EXERCISE MATERIAL

*****

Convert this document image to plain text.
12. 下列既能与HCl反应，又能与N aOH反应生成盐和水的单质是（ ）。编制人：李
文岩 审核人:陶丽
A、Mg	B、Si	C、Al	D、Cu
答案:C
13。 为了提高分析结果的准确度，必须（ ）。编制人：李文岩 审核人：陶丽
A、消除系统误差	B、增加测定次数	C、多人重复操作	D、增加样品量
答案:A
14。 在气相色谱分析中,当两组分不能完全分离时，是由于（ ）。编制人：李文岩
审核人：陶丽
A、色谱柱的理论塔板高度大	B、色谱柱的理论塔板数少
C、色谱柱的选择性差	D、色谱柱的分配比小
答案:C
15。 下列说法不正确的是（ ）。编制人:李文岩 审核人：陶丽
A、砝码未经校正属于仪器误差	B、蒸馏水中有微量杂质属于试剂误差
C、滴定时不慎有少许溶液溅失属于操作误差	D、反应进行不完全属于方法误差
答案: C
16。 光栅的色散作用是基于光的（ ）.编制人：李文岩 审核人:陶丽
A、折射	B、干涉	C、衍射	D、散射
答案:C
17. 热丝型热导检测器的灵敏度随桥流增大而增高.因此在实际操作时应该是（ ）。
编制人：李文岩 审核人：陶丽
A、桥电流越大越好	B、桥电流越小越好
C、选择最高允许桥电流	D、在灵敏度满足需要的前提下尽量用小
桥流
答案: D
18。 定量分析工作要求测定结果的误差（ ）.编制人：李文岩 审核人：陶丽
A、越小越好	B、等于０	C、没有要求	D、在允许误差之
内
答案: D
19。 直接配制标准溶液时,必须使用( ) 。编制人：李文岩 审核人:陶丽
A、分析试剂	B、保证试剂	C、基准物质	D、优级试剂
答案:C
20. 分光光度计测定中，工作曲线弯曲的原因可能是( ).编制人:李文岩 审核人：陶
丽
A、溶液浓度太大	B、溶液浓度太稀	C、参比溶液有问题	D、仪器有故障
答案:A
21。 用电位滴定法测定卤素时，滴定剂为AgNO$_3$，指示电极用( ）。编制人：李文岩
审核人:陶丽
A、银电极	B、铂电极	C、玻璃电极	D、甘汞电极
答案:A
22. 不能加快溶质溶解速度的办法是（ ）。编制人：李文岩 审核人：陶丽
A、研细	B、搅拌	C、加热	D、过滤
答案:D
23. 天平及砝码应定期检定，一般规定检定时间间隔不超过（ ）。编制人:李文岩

*****

INSTRUCTION
Retype every entry above, word for word.

OUTPUT FOR THIS EXERCISE
Convert this document image to plain text.
12. 下列既能与HCl反应，又能与N aOH反应生成盐和水的单质是（ ）。编制人：李
文岩 审核人:陶丽
A、Mg	B、Si	C、Al	D、Cu
答案:C
13。 为了提高分析结果的准确度，必须（ ）。编制人：李文岩 审核人：陶丽
A、消除系统误差	B、增加测定次数	C、多人重复操作	D、增加样品量
答案:A
14。 在气相色谱分析中,当两组分不能完全分离时，是由于（ ）。编制人：李文岩
审核人：陶丽
A、色谱柱的理论塔板高度大	B、色谱柱的理论塔板数少
C、色谱柱的选择性差	D、色谱柱的分配比小
答案:C
15。 下列说法不正确的是（ ）。编制人:李文岩 审核人：陶丽
A、砝码未经校正属于仪器误差	B、蒸馏水中有微量杂质属于试剂误差
C、滴定时不慎有少许溶液溅失属于操作误差	D、反应进行不完全属于方法误差
答案: C
16。 光栅的色散作用是基于光的（ ）.编制人：李文岩 审核人:陶丽
A、折射	B、干涉	C、衍射	D、散射
答案:C
17. 热丝型热导检测器的灵敏度随桥流增大而增高.因此在实际操作时应该是（ ）。
编制人：李文岩 审核人：陶丽
A、桥电流越大越好	B、桥电流越小越好
C、选择最高允许桥电流	D、在灵敏度满足需要的前提下尽量用小
桥流
答案: D
18。 定量分析工作要求测定结果的误差（ ）.编制人：李文岩 审核人：陶丽
A、越小越好	B、等于０	C、没有要求	D、在允许误差之
内
答案: D
19。 直接配制标准溶液时,必须使用( ) 。编制人：李文岩 审核人:陶丽
A、分析试剂	B、保证试剂	C、基准物质	D、优级试剂
答案:C
20. 分光光度计测定中，工作曲线弯曲的原因可能是( ).编制人:李文岩 审核人：陶
丽
A、溶液浓度太大	B、溶液浓度太稀	C、参比溶液有问题	D、仪器有故障
答案:A
21。 用电位滴定法测定卤素时，滴定剂为AgNO$_3$，指示电极用( ）。编制人：李文岩
审核人:陶丽
A、银电极	B、铂电极	C、玻璃电极	D、甘汞电极
答案:A
22. 不能加快溶质溶解速度的办法是（ ）。编制人：李文岩 审核人：陶丽
A、研细	B、搅拌	C、加热	D、过滤
答案:D
23. 天平及砝码应定期检定，一般规定检定时间间隔不超过（ ）。编制人:李文岩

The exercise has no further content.